### [WORK TO DO]
Determine which lines contain the word "past", then copy those lines.

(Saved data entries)
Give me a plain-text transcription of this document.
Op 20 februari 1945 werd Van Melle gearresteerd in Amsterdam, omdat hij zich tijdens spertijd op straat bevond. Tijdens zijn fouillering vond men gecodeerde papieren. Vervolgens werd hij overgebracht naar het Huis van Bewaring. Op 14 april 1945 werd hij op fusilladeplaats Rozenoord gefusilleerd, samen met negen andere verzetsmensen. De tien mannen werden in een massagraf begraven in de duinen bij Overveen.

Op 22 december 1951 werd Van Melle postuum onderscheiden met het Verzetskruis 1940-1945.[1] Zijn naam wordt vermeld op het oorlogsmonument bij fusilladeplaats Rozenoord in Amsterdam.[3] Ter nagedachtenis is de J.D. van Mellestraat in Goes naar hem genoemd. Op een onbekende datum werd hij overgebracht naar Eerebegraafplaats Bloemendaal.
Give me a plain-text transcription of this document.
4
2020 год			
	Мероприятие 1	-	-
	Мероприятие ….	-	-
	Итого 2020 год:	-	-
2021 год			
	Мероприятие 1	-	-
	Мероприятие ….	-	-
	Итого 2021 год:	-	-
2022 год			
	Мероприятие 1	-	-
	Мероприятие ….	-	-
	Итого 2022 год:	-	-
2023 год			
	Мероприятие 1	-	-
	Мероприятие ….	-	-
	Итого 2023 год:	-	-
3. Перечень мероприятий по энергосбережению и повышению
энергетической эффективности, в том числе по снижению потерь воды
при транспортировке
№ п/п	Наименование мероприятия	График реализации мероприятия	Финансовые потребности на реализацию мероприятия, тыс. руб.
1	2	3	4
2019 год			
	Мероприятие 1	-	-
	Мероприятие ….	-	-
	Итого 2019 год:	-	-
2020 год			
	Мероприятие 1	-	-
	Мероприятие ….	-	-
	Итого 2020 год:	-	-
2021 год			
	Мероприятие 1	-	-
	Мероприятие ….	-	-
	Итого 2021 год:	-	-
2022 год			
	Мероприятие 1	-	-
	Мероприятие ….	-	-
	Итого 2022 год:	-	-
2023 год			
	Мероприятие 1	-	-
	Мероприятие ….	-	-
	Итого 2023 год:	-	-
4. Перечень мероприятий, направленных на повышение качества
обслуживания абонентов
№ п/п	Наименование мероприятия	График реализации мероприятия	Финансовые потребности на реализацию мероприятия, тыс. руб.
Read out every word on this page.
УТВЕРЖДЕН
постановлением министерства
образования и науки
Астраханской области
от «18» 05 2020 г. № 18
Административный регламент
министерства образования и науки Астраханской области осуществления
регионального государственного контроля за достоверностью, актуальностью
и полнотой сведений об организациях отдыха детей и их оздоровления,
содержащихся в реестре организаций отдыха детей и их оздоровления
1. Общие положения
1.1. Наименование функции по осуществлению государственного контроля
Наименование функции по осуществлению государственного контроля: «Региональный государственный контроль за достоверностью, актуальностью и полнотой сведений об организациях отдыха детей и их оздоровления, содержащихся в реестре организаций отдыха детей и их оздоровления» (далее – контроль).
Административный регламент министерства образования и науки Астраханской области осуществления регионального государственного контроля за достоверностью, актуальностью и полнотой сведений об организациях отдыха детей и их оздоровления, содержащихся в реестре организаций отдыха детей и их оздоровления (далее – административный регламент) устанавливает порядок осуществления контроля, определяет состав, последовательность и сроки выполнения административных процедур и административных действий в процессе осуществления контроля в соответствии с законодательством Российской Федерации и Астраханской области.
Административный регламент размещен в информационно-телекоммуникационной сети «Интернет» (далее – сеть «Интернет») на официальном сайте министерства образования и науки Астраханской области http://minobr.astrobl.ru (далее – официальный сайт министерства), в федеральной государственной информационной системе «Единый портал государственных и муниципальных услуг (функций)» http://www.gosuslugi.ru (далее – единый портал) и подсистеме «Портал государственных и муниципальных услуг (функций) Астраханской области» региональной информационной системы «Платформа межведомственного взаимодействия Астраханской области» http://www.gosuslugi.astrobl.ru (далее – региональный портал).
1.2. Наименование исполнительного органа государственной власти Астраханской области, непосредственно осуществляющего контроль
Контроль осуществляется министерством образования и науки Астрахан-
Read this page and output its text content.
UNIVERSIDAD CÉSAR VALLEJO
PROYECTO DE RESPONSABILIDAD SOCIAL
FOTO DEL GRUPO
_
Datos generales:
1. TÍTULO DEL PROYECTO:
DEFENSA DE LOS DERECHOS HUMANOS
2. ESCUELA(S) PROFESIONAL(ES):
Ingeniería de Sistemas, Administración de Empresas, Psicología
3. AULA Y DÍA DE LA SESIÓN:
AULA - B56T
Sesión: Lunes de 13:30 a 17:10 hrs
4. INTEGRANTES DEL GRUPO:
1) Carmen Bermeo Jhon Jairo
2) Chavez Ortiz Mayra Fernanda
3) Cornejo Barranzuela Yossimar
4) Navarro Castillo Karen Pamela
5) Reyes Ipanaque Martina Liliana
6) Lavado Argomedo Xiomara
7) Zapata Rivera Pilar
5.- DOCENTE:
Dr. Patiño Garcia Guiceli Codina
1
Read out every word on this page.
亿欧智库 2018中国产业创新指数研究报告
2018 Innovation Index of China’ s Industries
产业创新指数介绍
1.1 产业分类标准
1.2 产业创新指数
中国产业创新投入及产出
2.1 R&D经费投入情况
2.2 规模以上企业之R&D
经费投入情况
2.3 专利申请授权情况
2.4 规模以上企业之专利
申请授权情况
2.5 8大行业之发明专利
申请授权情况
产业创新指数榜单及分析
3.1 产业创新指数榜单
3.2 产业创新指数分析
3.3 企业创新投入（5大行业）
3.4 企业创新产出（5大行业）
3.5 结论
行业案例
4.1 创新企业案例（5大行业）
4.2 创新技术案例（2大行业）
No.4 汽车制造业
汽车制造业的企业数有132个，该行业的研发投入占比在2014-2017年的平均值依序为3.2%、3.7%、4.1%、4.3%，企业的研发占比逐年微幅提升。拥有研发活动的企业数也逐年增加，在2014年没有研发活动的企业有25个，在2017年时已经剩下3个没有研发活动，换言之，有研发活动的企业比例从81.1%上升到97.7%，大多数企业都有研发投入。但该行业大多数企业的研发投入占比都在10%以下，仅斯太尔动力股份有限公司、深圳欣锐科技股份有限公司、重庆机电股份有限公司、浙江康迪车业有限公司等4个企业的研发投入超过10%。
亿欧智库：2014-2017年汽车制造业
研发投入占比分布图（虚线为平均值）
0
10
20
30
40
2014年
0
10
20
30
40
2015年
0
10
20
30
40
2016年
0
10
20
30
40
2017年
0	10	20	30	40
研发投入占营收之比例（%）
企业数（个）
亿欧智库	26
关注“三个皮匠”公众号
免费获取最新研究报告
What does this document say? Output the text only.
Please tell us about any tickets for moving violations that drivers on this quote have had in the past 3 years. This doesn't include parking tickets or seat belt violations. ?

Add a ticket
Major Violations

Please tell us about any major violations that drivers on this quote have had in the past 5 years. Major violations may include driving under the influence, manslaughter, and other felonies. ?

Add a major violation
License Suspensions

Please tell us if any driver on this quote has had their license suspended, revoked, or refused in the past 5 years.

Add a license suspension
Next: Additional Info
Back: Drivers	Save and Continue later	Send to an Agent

### [TASK RESPONSE]
Please tell us about any tickets for moving violations that drivers on this quote have had in the past 3 years. This doesn't include parking tickets or seat belt violations. ?
Please tell us about any major violations that drivers on this quote have had in the past 5 years. Major violations may include driving under the influence, manslaughter, and other felonies. ?
Please tell us if any driver on this quote has had their license suspended, revoked, or refused in the past 5 years.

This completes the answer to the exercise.